• **Problem**: Print the listing below word for word, from its first line through the line containing "cloud-point bbox=[929, 796, 943, 811]".

• **Data rows**:
========
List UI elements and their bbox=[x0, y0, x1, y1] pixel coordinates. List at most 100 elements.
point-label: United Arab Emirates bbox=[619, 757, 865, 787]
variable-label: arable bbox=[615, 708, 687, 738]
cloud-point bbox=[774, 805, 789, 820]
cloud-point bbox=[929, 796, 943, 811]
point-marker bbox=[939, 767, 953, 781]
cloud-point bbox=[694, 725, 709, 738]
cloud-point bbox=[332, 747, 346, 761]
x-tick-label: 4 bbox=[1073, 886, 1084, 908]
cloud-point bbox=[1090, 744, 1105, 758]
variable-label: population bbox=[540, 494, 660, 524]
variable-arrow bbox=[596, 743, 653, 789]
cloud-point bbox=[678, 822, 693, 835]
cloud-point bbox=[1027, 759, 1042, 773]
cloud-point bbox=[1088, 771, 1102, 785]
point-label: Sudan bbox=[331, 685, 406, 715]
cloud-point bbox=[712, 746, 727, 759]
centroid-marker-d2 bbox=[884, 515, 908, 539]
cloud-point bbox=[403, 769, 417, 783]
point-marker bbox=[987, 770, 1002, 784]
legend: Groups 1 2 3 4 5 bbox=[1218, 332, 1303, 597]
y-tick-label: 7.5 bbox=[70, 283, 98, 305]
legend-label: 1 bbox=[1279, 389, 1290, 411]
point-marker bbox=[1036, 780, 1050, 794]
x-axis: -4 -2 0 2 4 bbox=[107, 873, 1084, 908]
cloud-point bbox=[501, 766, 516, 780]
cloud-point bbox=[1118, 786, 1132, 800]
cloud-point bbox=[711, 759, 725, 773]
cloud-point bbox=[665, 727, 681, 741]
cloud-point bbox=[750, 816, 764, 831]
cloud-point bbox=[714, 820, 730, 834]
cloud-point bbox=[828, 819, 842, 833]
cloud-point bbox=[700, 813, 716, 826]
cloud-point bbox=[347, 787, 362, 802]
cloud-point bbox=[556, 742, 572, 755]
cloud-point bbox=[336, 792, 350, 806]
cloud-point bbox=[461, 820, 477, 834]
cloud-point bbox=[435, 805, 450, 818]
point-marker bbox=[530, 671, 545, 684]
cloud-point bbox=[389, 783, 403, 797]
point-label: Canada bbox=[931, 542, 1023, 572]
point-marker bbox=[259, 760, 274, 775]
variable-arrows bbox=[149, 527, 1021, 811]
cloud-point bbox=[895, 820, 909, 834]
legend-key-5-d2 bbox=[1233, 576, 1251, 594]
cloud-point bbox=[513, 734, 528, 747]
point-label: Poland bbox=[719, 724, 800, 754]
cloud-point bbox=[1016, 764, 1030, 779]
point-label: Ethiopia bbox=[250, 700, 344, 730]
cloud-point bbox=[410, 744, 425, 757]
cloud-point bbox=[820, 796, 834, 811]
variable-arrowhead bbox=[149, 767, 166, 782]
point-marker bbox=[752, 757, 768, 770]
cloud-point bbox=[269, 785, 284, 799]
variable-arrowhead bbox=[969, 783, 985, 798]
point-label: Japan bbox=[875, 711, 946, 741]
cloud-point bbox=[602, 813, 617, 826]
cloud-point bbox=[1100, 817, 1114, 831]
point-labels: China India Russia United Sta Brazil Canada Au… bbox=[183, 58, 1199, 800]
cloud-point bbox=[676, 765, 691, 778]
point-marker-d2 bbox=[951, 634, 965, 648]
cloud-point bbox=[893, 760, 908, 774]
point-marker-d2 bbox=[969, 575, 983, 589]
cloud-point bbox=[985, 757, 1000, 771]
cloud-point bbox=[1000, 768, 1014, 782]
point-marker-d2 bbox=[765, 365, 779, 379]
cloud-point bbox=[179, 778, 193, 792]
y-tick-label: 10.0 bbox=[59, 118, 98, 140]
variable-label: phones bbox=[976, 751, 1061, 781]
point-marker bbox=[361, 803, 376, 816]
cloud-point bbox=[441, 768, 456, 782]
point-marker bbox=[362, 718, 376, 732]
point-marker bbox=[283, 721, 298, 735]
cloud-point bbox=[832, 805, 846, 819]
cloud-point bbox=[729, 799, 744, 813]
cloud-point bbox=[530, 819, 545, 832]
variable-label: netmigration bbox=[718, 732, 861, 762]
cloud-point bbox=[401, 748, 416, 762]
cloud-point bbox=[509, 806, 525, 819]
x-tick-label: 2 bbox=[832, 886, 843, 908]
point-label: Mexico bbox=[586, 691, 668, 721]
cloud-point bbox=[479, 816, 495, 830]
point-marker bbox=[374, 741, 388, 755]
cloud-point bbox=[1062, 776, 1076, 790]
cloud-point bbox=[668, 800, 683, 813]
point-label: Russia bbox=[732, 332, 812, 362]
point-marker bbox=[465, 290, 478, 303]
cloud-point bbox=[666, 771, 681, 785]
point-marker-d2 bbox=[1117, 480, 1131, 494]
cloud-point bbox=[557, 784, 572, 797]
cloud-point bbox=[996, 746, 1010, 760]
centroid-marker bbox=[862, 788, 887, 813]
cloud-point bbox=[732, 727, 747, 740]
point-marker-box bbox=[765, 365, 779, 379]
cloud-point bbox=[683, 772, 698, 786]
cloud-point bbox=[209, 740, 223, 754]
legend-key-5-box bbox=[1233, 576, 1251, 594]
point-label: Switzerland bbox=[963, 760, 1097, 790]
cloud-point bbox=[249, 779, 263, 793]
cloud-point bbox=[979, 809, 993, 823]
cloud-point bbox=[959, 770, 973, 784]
========
• **Task solution**:
List UI elements and their bbox=[x0, y0, x1, y1] pixel coordinates. List at most 100 elements.
point-label: United Arab Emirates bbox=[619, 757, 865, 787]
variable-label: arable bbox=[615, 708, 687, 738]
cloud-point bbox=[774, 805, 789, 820]
cloud-point bbox=[929, 796, 943, 811]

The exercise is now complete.